[Data records]
---*---
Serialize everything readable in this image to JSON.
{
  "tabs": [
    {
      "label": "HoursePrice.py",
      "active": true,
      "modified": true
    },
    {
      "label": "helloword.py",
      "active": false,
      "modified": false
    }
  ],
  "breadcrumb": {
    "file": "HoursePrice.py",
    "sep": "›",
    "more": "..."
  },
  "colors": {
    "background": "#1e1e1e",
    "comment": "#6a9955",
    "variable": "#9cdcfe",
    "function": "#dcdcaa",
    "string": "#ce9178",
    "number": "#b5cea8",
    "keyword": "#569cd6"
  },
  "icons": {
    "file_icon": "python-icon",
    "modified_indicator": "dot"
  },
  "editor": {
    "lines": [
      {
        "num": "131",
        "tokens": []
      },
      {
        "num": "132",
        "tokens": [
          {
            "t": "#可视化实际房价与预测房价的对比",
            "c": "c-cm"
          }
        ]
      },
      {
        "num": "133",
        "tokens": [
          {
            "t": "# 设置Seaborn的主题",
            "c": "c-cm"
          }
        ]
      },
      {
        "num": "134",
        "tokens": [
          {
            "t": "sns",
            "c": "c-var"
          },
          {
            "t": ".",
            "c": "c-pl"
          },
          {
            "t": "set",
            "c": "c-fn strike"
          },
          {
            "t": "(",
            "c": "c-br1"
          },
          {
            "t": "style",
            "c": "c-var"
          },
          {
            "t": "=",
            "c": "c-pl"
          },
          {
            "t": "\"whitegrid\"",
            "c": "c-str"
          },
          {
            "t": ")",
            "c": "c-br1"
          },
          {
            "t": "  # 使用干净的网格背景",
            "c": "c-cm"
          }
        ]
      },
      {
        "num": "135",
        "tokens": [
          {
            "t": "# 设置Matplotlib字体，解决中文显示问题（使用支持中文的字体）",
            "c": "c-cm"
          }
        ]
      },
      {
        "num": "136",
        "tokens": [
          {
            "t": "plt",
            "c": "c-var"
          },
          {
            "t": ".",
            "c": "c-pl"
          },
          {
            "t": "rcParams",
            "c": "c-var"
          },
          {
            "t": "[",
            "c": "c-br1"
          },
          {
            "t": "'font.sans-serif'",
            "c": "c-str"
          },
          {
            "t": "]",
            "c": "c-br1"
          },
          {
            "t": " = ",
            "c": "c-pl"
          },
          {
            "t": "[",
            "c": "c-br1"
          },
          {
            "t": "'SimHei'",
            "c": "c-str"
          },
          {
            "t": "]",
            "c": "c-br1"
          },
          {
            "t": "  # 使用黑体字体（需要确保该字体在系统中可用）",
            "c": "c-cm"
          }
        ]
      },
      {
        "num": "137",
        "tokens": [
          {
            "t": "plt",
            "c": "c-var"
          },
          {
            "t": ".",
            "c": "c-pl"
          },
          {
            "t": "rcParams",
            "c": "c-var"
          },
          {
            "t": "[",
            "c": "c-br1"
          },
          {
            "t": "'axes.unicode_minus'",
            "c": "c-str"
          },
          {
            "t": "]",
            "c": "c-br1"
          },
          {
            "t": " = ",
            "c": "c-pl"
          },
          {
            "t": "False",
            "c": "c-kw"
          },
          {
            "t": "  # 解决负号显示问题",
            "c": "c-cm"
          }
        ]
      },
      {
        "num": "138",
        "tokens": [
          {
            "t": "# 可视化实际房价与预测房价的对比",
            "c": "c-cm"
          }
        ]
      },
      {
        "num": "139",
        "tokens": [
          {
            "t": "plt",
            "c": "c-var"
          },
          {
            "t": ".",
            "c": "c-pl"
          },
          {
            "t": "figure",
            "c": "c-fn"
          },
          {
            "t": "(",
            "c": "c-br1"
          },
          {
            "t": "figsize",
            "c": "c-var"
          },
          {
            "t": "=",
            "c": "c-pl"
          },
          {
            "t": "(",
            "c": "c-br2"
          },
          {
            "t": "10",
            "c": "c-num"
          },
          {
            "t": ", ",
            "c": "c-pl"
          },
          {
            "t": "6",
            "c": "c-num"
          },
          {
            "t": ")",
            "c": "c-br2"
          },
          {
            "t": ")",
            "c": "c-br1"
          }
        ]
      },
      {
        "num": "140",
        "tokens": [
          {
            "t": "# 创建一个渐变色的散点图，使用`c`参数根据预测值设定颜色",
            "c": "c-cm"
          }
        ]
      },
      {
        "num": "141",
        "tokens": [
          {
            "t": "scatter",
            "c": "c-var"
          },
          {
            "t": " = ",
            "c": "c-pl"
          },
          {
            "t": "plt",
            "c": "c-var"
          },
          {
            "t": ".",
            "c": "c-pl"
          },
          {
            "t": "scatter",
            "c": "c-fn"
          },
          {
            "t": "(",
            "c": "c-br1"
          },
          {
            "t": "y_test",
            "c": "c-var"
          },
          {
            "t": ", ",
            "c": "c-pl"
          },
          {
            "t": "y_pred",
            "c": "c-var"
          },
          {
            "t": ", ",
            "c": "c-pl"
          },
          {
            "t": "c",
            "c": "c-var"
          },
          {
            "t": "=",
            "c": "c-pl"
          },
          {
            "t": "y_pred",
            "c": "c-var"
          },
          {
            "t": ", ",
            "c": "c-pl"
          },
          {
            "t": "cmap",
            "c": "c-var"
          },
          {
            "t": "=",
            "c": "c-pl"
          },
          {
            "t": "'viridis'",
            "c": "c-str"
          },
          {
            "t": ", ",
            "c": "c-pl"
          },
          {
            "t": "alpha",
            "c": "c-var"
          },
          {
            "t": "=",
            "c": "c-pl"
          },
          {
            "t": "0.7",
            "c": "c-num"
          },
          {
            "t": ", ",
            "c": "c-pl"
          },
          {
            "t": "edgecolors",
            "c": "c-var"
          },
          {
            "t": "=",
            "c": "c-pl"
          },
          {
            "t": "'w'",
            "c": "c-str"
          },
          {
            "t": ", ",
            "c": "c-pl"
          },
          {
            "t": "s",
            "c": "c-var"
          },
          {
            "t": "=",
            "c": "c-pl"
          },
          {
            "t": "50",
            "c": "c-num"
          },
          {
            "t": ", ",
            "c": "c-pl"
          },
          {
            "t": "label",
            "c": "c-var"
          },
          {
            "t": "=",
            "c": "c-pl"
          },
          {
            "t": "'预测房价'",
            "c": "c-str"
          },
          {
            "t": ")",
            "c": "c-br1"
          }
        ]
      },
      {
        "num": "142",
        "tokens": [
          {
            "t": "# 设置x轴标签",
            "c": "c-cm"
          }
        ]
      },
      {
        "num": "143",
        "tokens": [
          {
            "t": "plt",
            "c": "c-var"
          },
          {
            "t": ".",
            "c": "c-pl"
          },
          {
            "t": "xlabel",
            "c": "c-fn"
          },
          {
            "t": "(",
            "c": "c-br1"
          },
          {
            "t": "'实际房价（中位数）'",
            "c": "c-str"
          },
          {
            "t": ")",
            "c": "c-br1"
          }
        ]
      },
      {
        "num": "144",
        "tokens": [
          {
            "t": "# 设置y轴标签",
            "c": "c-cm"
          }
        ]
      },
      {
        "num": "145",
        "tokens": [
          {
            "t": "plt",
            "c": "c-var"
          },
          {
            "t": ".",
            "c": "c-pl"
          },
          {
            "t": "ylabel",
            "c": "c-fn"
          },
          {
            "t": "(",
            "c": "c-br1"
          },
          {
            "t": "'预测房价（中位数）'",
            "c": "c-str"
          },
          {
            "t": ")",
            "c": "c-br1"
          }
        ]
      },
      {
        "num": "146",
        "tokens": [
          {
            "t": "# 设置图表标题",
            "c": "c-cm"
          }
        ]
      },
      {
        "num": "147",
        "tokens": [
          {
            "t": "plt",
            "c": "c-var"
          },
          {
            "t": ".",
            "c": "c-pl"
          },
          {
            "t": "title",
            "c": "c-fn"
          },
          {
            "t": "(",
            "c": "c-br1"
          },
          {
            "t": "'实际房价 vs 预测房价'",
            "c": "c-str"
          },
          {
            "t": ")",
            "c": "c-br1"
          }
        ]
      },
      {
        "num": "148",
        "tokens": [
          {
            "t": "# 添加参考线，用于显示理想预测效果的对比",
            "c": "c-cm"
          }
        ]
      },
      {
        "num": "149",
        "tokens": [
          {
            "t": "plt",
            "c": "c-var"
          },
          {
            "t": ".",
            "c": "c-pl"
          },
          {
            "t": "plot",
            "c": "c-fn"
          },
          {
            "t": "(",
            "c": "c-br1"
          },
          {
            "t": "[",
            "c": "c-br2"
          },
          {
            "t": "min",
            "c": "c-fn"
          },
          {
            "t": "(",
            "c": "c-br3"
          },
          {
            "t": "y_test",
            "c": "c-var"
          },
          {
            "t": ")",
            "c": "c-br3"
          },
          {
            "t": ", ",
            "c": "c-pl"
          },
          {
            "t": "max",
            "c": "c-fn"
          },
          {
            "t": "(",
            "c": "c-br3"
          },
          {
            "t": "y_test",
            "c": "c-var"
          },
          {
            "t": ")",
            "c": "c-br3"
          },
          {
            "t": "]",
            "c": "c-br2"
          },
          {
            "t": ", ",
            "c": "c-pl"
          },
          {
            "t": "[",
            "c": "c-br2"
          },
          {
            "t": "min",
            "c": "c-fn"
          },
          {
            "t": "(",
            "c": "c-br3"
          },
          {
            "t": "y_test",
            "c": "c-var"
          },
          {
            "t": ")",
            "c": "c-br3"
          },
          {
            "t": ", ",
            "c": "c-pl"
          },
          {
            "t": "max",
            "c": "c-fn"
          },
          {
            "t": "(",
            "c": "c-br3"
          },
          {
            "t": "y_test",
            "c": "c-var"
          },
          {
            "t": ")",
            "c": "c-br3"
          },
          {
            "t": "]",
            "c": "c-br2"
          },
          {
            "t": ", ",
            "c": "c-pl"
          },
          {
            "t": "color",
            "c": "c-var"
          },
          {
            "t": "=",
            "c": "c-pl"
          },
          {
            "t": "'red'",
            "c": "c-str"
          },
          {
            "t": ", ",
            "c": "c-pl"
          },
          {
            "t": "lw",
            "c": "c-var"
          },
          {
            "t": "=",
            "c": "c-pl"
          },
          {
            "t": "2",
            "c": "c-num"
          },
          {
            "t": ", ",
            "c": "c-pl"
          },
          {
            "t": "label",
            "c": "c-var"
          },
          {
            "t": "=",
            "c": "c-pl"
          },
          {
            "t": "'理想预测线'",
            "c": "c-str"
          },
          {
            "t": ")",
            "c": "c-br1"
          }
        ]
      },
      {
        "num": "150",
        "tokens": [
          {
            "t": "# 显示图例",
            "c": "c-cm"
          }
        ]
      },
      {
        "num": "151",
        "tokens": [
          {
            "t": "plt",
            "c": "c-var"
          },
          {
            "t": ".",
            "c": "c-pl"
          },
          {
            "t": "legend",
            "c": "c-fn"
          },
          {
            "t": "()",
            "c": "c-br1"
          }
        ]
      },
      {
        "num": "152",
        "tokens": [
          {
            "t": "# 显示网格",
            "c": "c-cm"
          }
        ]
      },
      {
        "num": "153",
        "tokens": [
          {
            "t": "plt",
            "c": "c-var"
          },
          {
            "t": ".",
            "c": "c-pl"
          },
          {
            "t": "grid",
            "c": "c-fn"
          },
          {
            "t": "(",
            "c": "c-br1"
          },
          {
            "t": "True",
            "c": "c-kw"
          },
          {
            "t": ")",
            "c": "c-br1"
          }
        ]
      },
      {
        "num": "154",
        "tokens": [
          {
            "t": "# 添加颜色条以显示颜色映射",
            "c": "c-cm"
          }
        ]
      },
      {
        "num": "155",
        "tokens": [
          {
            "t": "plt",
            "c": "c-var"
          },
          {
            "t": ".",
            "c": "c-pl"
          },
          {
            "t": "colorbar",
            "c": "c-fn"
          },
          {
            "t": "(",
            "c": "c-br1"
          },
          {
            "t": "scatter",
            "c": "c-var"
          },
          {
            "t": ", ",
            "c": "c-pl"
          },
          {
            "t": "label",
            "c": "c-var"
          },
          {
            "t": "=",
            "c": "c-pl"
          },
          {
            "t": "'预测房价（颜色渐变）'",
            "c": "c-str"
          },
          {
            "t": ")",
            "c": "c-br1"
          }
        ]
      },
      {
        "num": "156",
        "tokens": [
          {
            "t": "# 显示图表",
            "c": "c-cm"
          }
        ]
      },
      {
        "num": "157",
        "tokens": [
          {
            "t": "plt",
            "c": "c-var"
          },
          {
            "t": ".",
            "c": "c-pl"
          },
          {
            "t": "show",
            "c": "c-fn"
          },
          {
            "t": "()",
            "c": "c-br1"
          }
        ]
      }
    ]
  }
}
---*---
Using the listing, copy every line where the word "可视化实际房价与预测房价的对比" shows up.

(Completed task)
            "t": "#可视化实际房价与预测房价的对比",
            "t": "# 可视化实际房价与预测房价的对比",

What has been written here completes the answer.